═══ Material provided
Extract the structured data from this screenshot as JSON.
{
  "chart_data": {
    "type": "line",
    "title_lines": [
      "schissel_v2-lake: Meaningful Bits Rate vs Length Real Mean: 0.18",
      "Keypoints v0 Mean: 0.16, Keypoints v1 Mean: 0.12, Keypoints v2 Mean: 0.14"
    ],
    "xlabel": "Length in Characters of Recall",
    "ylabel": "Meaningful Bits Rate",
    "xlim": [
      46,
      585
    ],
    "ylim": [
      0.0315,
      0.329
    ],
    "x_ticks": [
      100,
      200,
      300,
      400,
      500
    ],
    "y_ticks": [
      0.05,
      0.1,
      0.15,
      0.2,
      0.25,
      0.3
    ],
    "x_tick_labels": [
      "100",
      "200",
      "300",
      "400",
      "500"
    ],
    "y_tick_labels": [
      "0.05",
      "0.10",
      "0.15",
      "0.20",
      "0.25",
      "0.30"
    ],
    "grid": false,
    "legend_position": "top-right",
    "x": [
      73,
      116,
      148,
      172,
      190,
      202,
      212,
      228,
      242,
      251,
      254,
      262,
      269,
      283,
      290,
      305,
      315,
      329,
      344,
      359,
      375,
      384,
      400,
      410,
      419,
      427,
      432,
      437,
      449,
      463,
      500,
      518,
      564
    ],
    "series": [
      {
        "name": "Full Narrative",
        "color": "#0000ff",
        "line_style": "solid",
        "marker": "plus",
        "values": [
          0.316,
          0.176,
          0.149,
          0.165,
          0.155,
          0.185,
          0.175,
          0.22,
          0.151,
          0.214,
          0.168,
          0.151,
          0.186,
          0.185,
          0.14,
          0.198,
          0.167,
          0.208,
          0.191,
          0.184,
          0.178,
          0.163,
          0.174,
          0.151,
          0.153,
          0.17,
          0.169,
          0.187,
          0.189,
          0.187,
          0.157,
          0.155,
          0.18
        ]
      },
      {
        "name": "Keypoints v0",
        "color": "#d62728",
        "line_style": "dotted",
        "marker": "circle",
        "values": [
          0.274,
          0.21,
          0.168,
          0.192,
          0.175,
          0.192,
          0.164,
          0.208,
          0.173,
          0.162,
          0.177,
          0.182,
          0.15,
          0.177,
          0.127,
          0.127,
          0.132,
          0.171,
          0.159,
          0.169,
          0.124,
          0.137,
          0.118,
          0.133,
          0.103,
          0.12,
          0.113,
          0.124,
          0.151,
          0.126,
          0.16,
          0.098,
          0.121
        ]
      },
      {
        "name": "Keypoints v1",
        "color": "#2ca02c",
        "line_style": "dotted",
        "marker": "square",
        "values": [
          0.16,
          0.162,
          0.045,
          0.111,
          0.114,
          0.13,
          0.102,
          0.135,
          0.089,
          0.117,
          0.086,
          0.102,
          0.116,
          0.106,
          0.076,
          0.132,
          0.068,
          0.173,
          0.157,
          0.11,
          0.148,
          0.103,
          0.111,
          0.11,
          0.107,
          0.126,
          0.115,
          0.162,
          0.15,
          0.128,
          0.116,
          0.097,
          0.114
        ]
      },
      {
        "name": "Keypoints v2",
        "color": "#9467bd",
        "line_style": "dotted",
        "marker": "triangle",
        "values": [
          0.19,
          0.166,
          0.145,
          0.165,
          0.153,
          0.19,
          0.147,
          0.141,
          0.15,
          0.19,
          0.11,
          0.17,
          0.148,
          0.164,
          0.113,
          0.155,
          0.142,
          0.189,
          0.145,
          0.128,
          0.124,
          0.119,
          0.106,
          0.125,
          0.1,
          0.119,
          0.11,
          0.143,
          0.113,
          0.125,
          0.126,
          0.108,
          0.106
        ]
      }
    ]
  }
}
══════
## [Goal]
Copy out each line above, character for character.

## [Answer to this problem]
Extract the structured data from this screenshot as JSON.
{
  "chart_data": {
    "type": "line",
    "title_lines": [
      "schissel_v2-lake: Meaningful Bits Rate vs Length Real Mean: 0.18",
      "Keypoints v0 Mean: 0.16, Keypoints v1 Mean: 0.12, Keypoints v2 Mean: 0.14"
    ],
    "xlabel": "Length in Characters of Recall",
    "ylabel": "Meaningful Bits Rate",
    "xlim": [
      46,
      585
    ],
    "ylim": [
      0.0315,
      0.329
    ],
    "x_ticks": [
      100,
      200,
      300,
      400,
      500
    ],
    "y_ticks": [
      0.05,
      0.1,
      0.15,
      0.2,
      0.25,
      0.3
    ],
    "x_tick_labels": [
      "100",
      "200",
      "300",
      "400",
      "500"
    ],
    "y_tick_labels": [
      "0.05",
      "0.10",
      "0.15",
      "0.20",
      "0.25",
      "0.30"
    ],
    "grid": false,
    "legend_position": "top-right",
    "x": [
      73,
      116,
      148,
      172,
      190,
      202,
      212,
      228,
      242,
      251,
      254,
      262,
      269,
      283,
      290,
      305,
      315,
      329,
      344,
      359,
      375,
      384,
      400,
      410,
      419,
      427,
      432,
      437,
      449,
      463,
      500,
      518,
      564
    ],
    "series": [
      {
        "name": "Full Narrative",
        "color": "#0000ff",
        "line_style": "solid",
        "marker": "plus",
        "values": [
          0.316,
          0.176,
          0.149,
          0.165,
          0.155,
          0.185,
          0.175,
          0.22,
          0.151,
          0.214,
          0.168,
          0.151,
          0.186,
          0.185,
          0.14,
          0.198,
          0.167,
          0.208,
          0.191,
          0.184,
          0.178,
          0.163,
          0.174,
          0.151,
          0.153,
          0.17,
          0.169,
          0.187,
          0.189,
          0.187,
          0.157,
          0.155,
          0.18
        ]
      },
      {
        "name": "Keypoints v0",
        "color": "#d62728",
        "line_style": "dotted",
        "marker": "circle",
        "values": [
          0.274,
          0.21,
          0.168,
          0.192,
          0.175,
          0.192,
          0.164,
          0.208,
          0.173,
          0.162,
          0.177,
          0.182,
          0.15,
          0.177,
          0.127,
          0.127,
          0.132,
          0.171,
          0.159,
          0.169,
          0.124,
          0.137,
          0.118,
          0.133,
          0.103,
          0.12,
          0.113,
          0.124,
          0.151,
          0.126,
          0.16,
          0.098,
          0.121
        ]
      },
      {
        "name": "Keypoints v1",
        "color": "#2ca02c",
        "line_style": "dotted",
        "marker": "square",
        "values": [
          0.16,
          0.162,
          0.045,
          0.111,
          0.114,
          0.13,
          0.102,
          0.135,
          0.089,
          0.117,
          0.086,
          0.102,
          0.116,
          0.106,
          0.076,
          0.132,
          0.068,
          0.173,
          0.157,
          0.11,
          0.148,
          0.103,
          0.111,
          0.11,
          0.107,
          0.126,
          0.115,
          0.162,
          0.15,
          0.128,
          0.116,
          0.097,
          0.114
        ]
      },
      {
        "name": "Keypoints v2",
        "color": "#9467bd",
        "line_style": "dotted",
        "marker": "triangle",
        "values": [
          0.19,
          0.166,
          0.145,
          0.165,
          0.153,
          0.19,
          0.147,
          0.141,
          0.15,
          0.19,
          0.11,
          0.17,
          0.148,
          0.164,
          0.113,
          0.155,
          0.142,
          0.189,
          0.145,
          0.128,
          0.124,
          0.119,
          0.106,
          0.125,
          0.1,
          0.119,
          0.11,
          0.143,
          0.113,
          0.125,
          0.126,
          0.108,
          0.106
        ]
      }
    ]
  }
}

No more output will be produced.